[Items from a dataset]
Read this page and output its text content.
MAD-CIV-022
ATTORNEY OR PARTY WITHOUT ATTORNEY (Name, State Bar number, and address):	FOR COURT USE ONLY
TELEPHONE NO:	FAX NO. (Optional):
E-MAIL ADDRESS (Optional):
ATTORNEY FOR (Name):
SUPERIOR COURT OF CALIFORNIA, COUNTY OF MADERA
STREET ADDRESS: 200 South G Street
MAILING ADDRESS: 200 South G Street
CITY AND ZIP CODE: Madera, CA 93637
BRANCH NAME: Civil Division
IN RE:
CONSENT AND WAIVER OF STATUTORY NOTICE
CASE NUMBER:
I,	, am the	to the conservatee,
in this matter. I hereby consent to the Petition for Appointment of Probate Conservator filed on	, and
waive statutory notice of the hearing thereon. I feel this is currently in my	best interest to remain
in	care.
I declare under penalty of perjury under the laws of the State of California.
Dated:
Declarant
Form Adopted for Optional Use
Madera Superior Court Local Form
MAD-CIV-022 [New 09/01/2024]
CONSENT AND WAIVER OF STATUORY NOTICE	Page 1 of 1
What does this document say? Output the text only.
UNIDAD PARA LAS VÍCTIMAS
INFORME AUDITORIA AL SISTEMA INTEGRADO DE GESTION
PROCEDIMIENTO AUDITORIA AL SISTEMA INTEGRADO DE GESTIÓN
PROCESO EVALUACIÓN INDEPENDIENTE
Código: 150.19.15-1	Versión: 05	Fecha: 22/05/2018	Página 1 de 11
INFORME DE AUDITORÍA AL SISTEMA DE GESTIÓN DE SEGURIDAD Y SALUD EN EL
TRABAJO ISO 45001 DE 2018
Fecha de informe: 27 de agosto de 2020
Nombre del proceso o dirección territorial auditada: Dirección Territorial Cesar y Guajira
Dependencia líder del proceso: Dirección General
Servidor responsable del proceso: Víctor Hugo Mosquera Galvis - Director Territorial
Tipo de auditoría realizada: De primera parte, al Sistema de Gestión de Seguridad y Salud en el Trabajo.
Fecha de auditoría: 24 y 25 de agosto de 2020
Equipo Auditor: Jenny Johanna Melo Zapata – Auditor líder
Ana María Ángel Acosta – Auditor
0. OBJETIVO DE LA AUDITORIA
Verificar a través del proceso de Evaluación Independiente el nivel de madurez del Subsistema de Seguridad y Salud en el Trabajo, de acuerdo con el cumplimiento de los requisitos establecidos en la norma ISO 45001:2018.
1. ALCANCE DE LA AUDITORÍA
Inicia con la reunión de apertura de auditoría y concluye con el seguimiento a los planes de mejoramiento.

OBJECTIVE
Print back all the lines verbatim.

TASK RESULT
Read this page and output its text content.
MAD-CIV-022
ATTORNEY OR PARTY WITHOUT ATTORNEY (Name, State Bar number, and address):	FOR COURT USE ONLY
TELEPHONE NO:	FAX NO. (Optional):
E-MAIL ADDRESS (Optional):
ATTORNEY FOR (Name):
SUPERIOR COURT OF CALIFORNIA, COUNTY OF MADERA
STREET ADDRESS: 200 South G Street
MAILING ADDRESS: 200 South G Street
CITY AND ZIP CODE: Madera, CA 93637
BRANCH NAME: Civil Division
IN RE:
CONSENT AND WAIVER OF STATUTORY NOTICE
CASE NUMBER:
I,	, am the	to the conservatee,
in this matter. I hereby consent to the Petition for Appointment of Probate Conservator filed on	, and
waive statutory notice of the hearing thereon. I feel this is currently in my	best interest to remain
in	care.
I declare under penalty of perjury under the laws of the State of California.
Dated:
Declarant
Form Adopted for Optional Use
Madera Superior Court Local Form
MAD-CIV-022 [New 09/01/2024]
CONSENT AND WAIVER OF STATUORY NOTICE	Page 1 of 1
What does this document say? Output the text only.
UNIDAD PARA LAS VÍCTIMAS
INFORME AUDITORIA AL SISTEMA INTEGRADO DE GESTION
PROCEDIMIENTO AUDITORIA AL SISTEMA INTEGRADO DE GESTIÓN
PROCESO EVALUACIÓN INDEPENDIENTE
Código: 150.19.15-1	Versión: 05	Fecha: 22/05/2018	Página 1 de 11
INFORME DE AUDITORÍA AL SISTEMA DE GESTIÓN DE SEGURIDAD Y SALUD EN EL
TRABAJO ISO 45001 DE 2018
Fecha de informe: 27 de agosto de 2020
Nombre del proceso o dirección territorial auditada: Dirección Territorial Cesar y Guajira
Dependencia líder del proceso: Dirección General
Servidor responsable del proceso: Víctor Hugo Mosquera Galvis - Director Territorial
Tipo de auditoría realizada: De primera parte, al Sistema de Gestión de Seguridad y Salud en el Trabajo.
Fecha de auditoría: 24 y 25 de agosto de 2020
Equipo Auditor: Jenny Johanna Melo Zapata – Auditor líder
Ana María Ángel Acosta – Auditor
0. OBJETIVO DE LA AUDITORIA
Verificar a través del proceso de Evaluación Independiente el nivel de madurez del Subsistema de Seguridad y Salud en el Trabajo, de acuerdo con el cumplimiento de los requisitos establecidos en la norma ISO 45001:2018.
1. ALCANCE DE LA AUDITORÍA
Inicia con la reunión de apertura de auditoría y concluye con el seguimiento a los planes de mejoramiento.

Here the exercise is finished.